• [Dataset items]
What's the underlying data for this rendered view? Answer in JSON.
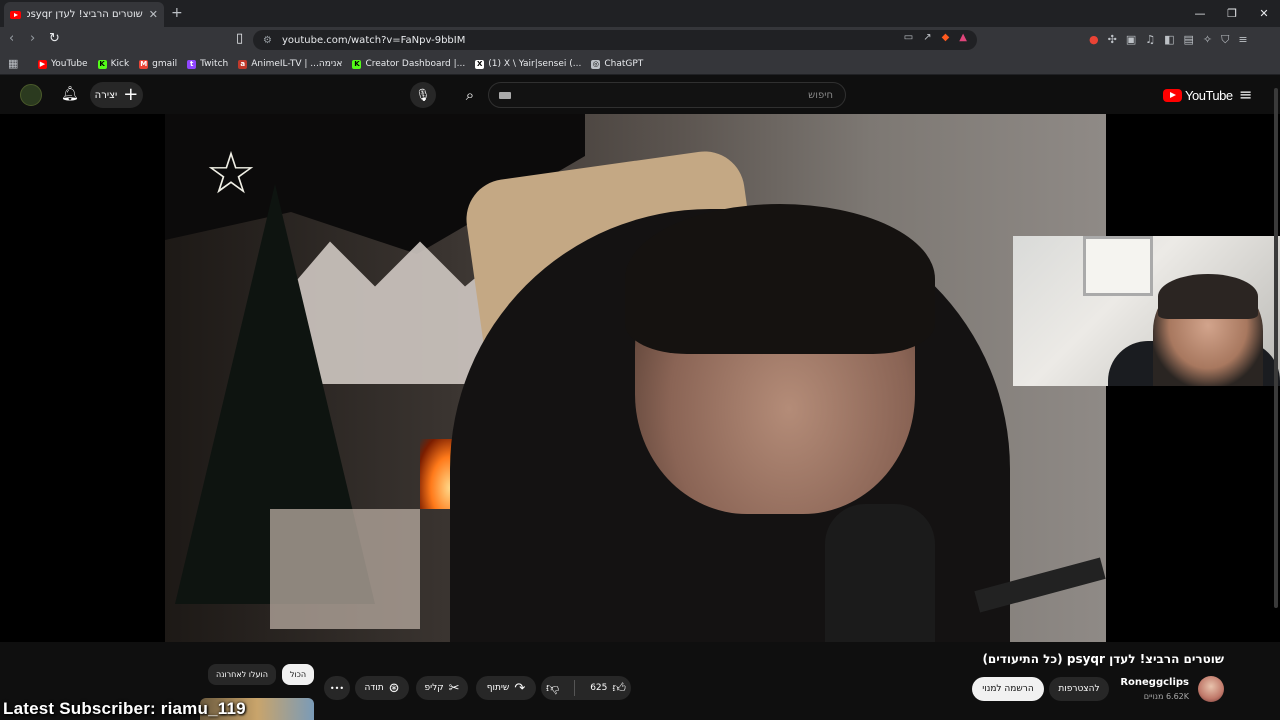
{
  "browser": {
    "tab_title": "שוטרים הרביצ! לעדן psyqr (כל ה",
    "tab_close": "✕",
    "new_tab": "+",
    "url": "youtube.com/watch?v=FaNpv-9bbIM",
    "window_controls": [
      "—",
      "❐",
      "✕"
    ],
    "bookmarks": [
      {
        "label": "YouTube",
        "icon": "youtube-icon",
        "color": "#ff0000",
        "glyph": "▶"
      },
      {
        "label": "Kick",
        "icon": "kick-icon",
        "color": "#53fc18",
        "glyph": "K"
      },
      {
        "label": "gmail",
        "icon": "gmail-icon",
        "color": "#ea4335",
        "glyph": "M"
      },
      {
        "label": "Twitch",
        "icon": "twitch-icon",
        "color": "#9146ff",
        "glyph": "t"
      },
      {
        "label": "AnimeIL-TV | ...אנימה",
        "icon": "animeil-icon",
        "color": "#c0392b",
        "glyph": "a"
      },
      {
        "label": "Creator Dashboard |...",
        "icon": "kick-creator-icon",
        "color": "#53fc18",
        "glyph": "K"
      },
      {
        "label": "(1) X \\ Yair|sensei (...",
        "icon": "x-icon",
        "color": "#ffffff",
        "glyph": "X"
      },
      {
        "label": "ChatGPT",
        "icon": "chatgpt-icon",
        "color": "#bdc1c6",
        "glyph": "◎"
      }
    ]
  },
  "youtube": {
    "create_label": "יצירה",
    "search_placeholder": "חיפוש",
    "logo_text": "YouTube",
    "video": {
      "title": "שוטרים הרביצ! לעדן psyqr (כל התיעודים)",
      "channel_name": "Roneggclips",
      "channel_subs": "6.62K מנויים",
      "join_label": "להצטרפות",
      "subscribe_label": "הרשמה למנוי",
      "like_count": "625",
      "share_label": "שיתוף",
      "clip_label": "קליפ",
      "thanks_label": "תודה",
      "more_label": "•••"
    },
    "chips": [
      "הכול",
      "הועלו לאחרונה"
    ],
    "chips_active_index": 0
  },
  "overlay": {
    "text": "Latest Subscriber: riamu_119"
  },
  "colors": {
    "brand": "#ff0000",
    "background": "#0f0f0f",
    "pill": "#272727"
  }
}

• [TASK PROMPT]
Pictures excluded, quote all the data above exactly.

• [TASK RESPONSE]
What's the underlying data for this rendered view? Answer in JSON.
{
  "browser": {
    "tab_title": "שוטרים הרביצ! לעדן psyqr (כל ה",
    "tab_close": "✕",
    "new_tab": "+",
    "url": "youtube.com/watch?v=FaNpv-9bbIM",
    "window_controls": [
      "—",
      "❐",
      "✕"
    ],
    "bookmarks": [
      {
        "label": "YouTube",
        "icon": "youtube-icon",
        "color": "#ff0000",
        "glyph": "▶"
      },
      {
        "label": "Kick",
        "icon": "kick-icon",
        "color": "#53fc18",
        "glyph": "K"
      },
      {
        "label": "gmail",
        "icon": "gmail-icon",
        "color": "#ea4335",
        "glyph": "M"
      },
      {
        "label": "Twitch",
        "icon": "twitch-icon",
        "color": "#9146ff",
        "glyph": "t"
      },
      {
        "label": "AnimeIL-TV | ...אנימה",
        "icon": "animeil-icon",
        "color": "#c0392b",
        "glyph": "a"
      },
      {
        "label": "Creator Dashboard |...",
        "icon": "kick-creator-icon",
        "color": "#53fc18",
        "glyph": "K"
      },
      {
        "label": "(1) X \\ Yair|sensei (...",
        "icon": "x-icon",
        "color": "#ffffff",
        "glyph": "X"
      },
      {
        "label": "ChatGPT",
        "icon": "chatgpt-icon",
        "color": "#bdc1c6",
        "glyph": "◎"
      }
    ]
  },
  "youtube": {
    "create_label": "יצירה",
    "search_placeholder": "חיפוש",
    "logo_text": "YouTube",
    "video": {
      "title": "שוטרים הרביצ! לעדן psyqr (כל התיעודים)",
      "channel_name": "Roneggclips",
      "channel_subs": "6.62K מנויים",
      "join_label": "להצטרפות",
      "subscribe_label": "הרשמה למנוי",
      "like_count": "625",
      "share_label": "שיתוף",
      "clip_label": "קליפ",
      "thanks_label": "תודה",
      "more_label": "•••"
    },
    "chips": [
      "הכול",
      "הועלו לאחרונה"
    ],
    "chips_active_index": 0
  },
  "overlay": {
    "text": "Latest Subscriber: riamu_119"
  },
  "colors": {
    "brand": "#ff0000",
    "background": "#0f0f0f",
    "pill": "#272727"
  }
}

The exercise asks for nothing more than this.